## WRITTEN INSTRUCTION
Output every record below exactly as it appears.

[Items from a figure collection]
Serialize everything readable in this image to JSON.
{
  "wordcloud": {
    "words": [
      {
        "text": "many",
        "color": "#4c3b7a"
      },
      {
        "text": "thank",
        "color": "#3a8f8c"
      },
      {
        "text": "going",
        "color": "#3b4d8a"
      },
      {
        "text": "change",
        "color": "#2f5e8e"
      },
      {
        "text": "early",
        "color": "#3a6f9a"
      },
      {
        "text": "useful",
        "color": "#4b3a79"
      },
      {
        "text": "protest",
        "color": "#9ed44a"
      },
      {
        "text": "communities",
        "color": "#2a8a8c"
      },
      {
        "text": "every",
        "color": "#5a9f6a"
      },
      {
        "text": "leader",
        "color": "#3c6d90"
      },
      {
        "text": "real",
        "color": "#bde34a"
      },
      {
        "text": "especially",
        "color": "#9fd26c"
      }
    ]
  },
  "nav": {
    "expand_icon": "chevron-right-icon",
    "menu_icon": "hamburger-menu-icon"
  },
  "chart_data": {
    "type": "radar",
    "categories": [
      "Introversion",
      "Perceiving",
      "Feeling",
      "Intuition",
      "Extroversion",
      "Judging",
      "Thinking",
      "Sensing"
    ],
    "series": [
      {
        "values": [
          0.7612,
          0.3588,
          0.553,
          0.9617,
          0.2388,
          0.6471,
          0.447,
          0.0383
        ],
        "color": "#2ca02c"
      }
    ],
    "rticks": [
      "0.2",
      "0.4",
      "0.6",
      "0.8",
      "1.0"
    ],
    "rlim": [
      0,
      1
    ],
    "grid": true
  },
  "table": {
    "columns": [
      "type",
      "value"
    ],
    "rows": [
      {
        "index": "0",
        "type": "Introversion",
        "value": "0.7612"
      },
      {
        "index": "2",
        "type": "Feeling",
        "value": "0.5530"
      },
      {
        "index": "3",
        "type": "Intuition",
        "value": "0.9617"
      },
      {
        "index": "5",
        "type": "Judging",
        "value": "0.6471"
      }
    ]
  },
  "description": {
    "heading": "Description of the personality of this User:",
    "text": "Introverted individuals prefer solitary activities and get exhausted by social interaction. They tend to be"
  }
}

## SOLUTION TO THE PROBLEM
Serialize everything readable in this image to JSON.
{
  "wordcloud": {
    "words": [
      {
        "text": "many",
        "color": "#4c3b7a"
      },
      {
        "text": "thank",
        "color": "#3a8f8c"
      },
      {
        "text": "going",
        "color": "#3b4d8a"
      },
      {
        "text": "change",
        "color": "#2f5e8e"
      },
      {
        "text": "early",
        "color": "#3a6f9a"
      },
      {
        "text": "useful",
        "color": "#4b3a79"
      },
      {
        "text": "protest",
        "color": "#9ed44a"
      },
      {
        "text": "communities",
        "color": "#2a8a8c"
      },
      {
        "text": "every",
        "color": "#5a9f6a"
      },
      {
        "text": "leader",
        "color": "#3c6d90"
      },
      {
        "text": "real",
        "color": "#bde34a"
      },
      {
        "text": "especially",
        "color": "#9fd26c"
      }
    ]
  },
  "nav": {
    "expand_icon": "chevron-right-icon",
    "menu_icon": "hamburger-menu-icon"
  },
  "chart_data": {
    "type": "radar",
    "categories": [
      "Introversion",
      "Perceiving",
      "Feeling",
      "Intuition",
      "Extroversion",
      "Judging",
      "Thinking",
      "Sensing"
    ],
    "series": [
      {
        "values": [
          0.7612,
          0.3588,
          0.553,
          0.9617,
          0.2388,
          0.6471,
          0.447,
          0.0383
        ],
        "color": "#2ca02c"
      }
    ],
    "rticks": [
      "0.2",
      "0.4",
      "0.6",
      "0.8",
      "1.0"
    ],
    "rlim": [
      0,
      1
    ],
    "grid": true
  },
  "table": {
    "columns": [
      "type",
      "value"
    ],
    "rows": [
      {
        "index": "0",
        "type": "Introversion",
        "value": "0.7612"
      },
      {
        "index": "2",
        "type": "Feeling",
        "value": "0.5530"
      },
      {
        "index": "3",
        "type": "Intuition",
        "value": "0.9617"
      },
      {
        "index": "5",
        "type": "Judging",
        "value": "0.6471"
      }
    ]
  },
  "description": {
    "heading": "Description of the personality of this User:",
    "text": "Introverted individuals prefer solitary activities and get exhausted by social interaction. They tend to be"
  }
}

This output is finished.